**Given problem**
Retype the complete listing exactly as it appears.

**Data entries**
------------------------

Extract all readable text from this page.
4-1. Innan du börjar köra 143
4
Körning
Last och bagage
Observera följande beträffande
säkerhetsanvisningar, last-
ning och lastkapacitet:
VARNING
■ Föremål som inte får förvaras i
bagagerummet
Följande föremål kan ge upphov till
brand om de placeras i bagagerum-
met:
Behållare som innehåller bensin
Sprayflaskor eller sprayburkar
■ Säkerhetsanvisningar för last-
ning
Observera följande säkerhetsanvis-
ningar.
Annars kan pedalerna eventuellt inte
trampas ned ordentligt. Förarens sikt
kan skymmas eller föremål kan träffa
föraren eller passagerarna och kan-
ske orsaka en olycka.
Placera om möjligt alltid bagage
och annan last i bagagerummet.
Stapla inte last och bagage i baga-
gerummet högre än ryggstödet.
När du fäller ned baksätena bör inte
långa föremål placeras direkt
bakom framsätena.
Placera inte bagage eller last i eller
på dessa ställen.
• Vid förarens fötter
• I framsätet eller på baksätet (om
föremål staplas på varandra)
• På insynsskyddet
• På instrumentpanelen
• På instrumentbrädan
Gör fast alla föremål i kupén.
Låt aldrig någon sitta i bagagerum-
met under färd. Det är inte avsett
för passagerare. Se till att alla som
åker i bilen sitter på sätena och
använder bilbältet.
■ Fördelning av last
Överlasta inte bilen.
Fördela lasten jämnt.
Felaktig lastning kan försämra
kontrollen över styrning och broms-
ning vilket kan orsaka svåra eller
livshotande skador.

------------------------

**Task output**
Extract all readable text from this page.
4-1. Innan du börjar köra 143
4
Körning
Last och bagage
Observera följande beträffande
säkerhetsanvisningar, last-
ning och lastkapacitet:
VARNING
■ Föremål som inte får förvaras i
bagagerummet
Följande föremål kan ge upphov till
brand om de placeras i bagagerum-
met:
Behållare som innehåller bensin
Sprayflaskor eller sprayburkar
■ Säkerhetsanvisningar för last-
ning
Observera följande säkerhetsanvis-
ningar.
Annars kan pedalerna eventuellt inte
trampas ned ordentligt. Förarens sikt
kan skymmas eller föremål kan träffa
föraren eller passagerarna och kan-
ske orsaka en olycka.
Placera om möjligt alltid bagage
och annan last i bagagerummet.
Stapla inte last och bagage i baga-
gerummet högre än ryggstödet.
När du fäller ned baksätena bör inte
långa föremål placeras direkt
bakom framsätena.
Placera inte bagage eller last i eller
på dessa ställen.
• Vid förarens fötter
• I framsätet eller på baksätet (om
föremål staplas på varandra)
• På insynsskyddet
• På instrumentpanelen
• På instrumentbrädan
Gör fast alla föremål i kupén.
Låt aldrig någon sitta i bagagerum-
met under färd. Det är inte avsett
för passagerare. Se till att alla som
åker i bilen sitter på sätena och
använder bilbältet.
■ Fördelning av last
Överlasta inte bilen.
Fördela lasten jämnt.
Felaktig lastning kan försämra
kontrollen över styrning och broms-
ning vilket kan orsaka svåra eller
livshotande skador.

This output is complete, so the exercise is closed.